(EXTRACTED ENTRIES)
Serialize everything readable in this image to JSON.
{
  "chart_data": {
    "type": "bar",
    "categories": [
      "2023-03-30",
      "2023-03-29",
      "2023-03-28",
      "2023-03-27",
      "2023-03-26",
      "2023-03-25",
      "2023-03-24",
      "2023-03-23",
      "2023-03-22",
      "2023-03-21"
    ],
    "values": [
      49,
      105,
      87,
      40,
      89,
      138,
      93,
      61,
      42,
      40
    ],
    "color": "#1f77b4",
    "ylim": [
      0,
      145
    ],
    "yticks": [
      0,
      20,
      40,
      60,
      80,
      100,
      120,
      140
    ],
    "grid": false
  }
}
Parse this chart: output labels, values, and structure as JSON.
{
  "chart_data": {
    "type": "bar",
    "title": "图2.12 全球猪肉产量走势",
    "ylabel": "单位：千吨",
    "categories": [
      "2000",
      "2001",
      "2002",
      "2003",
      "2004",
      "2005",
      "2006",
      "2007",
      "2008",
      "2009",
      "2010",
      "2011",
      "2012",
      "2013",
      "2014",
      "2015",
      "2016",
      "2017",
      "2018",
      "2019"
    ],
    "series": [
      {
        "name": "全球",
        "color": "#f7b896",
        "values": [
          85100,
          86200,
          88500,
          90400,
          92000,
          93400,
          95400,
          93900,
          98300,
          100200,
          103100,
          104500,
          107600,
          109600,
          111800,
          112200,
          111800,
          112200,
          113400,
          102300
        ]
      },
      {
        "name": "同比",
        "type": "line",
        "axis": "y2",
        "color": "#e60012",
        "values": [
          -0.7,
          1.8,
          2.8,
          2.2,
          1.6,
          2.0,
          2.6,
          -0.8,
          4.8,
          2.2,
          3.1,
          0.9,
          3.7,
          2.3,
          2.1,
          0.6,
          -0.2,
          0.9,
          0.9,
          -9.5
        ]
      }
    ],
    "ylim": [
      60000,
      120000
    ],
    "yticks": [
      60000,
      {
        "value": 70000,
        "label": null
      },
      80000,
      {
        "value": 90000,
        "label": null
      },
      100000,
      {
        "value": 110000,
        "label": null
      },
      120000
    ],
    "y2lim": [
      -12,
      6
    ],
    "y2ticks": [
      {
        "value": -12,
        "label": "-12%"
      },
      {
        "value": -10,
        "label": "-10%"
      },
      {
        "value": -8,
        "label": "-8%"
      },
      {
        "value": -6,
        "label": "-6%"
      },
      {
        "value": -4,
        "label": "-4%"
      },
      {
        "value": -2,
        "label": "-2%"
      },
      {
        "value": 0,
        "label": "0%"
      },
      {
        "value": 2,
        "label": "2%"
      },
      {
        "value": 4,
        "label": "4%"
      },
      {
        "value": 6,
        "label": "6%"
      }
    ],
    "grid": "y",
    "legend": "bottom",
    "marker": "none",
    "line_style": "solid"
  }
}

(AIM)
Out of the material above, gather each line where "JSON" appears.

(THE SOLUTION)
Serialize everything readable in this image to JSON.
Parse this chart: output labels, values, and structure as JSON.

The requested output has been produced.